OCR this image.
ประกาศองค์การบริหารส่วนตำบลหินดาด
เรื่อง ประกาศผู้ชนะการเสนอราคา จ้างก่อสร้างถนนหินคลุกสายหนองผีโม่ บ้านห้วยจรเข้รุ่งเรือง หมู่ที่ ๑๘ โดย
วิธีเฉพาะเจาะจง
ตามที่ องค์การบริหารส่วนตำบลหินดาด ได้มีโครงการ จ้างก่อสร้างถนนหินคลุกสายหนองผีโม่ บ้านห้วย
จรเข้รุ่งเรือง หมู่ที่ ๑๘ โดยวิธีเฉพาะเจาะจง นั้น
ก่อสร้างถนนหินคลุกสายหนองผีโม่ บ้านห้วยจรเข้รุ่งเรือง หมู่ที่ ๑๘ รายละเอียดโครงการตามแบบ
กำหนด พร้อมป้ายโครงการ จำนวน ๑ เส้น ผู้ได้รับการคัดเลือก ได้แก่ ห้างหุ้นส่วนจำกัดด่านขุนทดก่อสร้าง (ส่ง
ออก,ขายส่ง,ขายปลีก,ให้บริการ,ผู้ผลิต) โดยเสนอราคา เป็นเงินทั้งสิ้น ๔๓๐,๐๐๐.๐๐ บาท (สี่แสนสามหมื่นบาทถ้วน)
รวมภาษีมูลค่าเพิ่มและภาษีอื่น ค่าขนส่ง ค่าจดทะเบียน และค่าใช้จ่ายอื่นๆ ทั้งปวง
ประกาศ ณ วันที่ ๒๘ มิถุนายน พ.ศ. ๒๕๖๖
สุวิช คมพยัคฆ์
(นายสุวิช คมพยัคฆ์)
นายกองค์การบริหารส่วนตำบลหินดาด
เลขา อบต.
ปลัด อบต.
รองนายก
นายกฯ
* * *
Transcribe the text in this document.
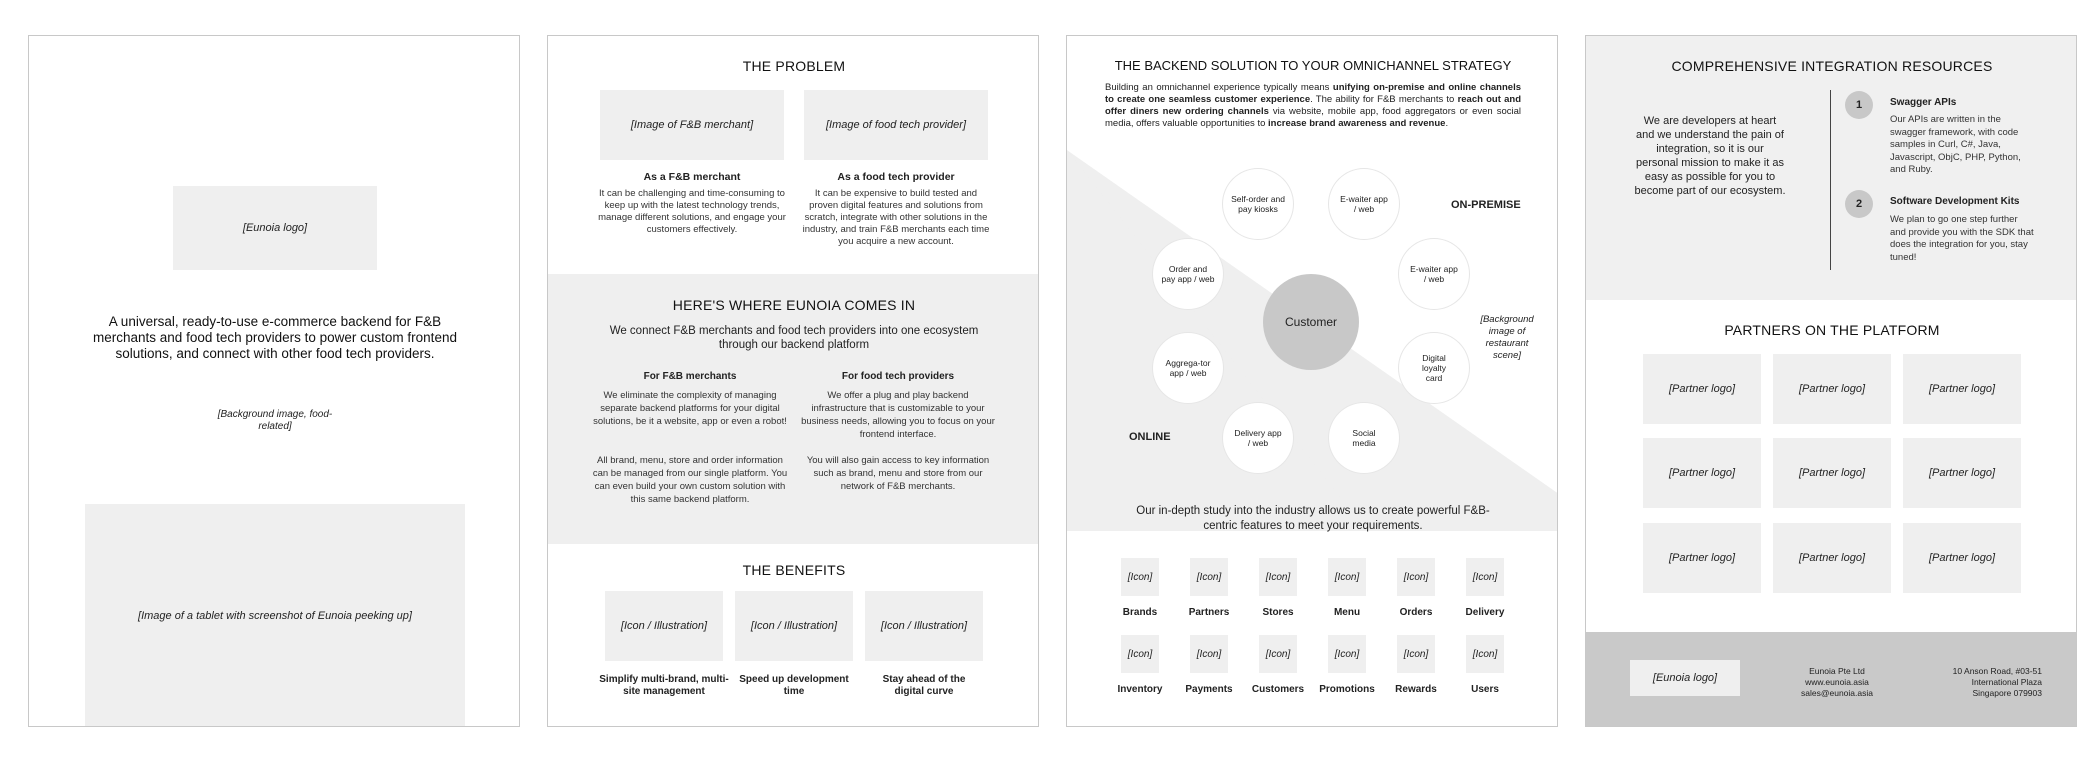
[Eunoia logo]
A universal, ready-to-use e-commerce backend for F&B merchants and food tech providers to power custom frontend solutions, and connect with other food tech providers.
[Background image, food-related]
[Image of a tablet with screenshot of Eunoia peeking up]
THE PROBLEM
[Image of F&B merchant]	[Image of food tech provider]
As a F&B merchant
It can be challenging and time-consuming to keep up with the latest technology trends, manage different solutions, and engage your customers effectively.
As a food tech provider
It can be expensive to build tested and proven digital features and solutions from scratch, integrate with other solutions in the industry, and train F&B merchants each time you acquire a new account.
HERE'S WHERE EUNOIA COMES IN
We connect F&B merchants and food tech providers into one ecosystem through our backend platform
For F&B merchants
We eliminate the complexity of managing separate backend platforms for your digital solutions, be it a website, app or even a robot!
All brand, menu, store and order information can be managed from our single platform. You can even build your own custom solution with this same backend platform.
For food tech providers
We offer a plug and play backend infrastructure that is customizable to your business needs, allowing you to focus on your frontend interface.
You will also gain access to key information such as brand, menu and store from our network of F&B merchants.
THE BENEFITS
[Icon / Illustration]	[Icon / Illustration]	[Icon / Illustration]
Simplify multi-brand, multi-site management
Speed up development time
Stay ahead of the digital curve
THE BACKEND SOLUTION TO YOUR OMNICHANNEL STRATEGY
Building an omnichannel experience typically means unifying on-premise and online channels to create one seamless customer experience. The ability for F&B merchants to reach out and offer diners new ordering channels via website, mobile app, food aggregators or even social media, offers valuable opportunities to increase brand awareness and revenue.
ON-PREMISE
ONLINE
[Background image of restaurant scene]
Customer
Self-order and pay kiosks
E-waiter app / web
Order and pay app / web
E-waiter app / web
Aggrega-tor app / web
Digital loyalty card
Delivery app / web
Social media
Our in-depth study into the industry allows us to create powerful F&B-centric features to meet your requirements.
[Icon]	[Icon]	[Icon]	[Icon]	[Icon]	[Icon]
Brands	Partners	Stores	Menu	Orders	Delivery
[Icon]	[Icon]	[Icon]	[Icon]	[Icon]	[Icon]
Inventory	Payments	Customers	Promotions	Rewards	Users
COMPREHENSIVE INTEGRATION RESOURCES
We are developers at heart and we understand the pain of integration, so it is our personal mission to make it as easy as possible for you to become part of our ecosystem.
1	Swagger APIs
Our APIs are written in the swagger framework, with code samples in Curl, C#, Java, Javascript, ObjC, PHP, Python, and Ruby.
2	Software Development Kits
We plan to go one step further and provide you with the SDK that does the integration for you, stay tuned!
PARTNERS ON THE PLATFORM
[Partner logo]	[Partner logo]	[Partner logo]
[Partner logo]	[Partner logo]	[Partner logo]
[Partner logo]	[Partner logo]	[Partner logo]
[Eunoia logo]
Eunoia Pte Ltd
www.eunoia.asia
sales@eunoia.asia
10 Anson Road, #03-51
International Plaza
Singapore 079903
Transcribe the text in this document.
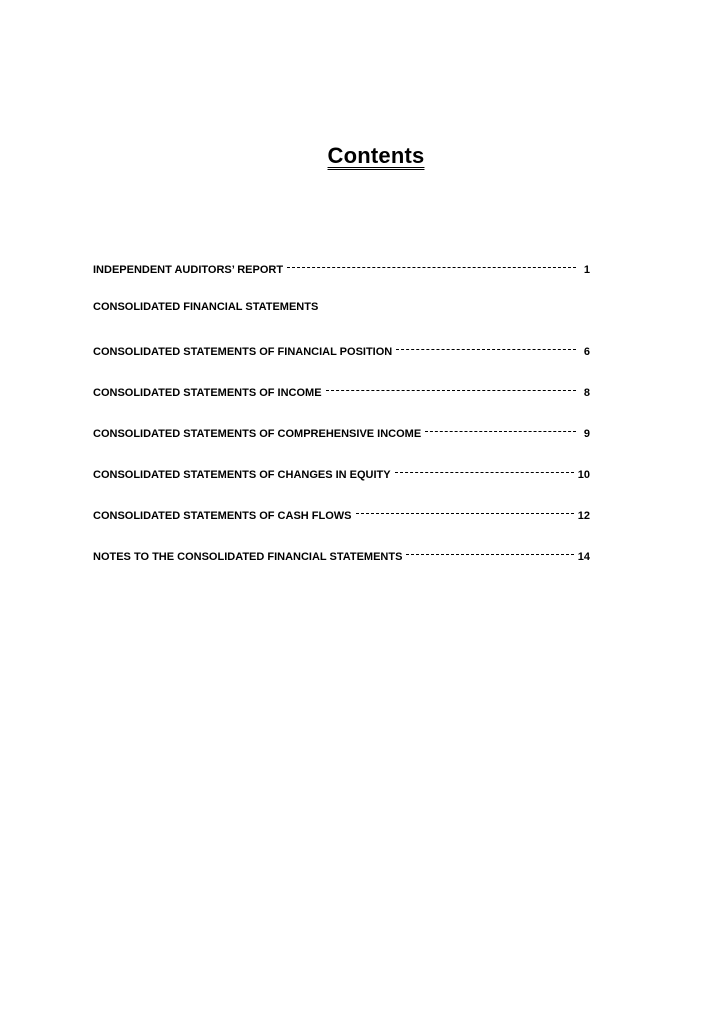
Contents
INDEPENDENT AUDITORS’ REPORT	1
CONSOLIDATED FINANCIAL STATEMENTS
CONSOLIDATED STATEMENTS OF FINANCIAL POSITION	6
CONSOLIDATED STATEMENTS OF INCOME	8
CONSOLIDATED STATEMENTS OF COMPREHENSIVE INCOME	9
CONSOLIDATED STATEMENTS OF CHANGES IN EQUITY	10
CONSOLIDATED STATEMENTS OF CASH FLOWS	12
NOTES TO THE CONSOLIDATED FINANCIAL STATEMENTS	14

WRITTEN REQUEST
Take every line that includes the string "into" and copy it.

RIGHT ANSWER
We connect F&B merchants and food tech providers into one ecosystem through our backend platform
Our in-depth study into the industry allows us to create powerful F&B-centric features to meet your requirements.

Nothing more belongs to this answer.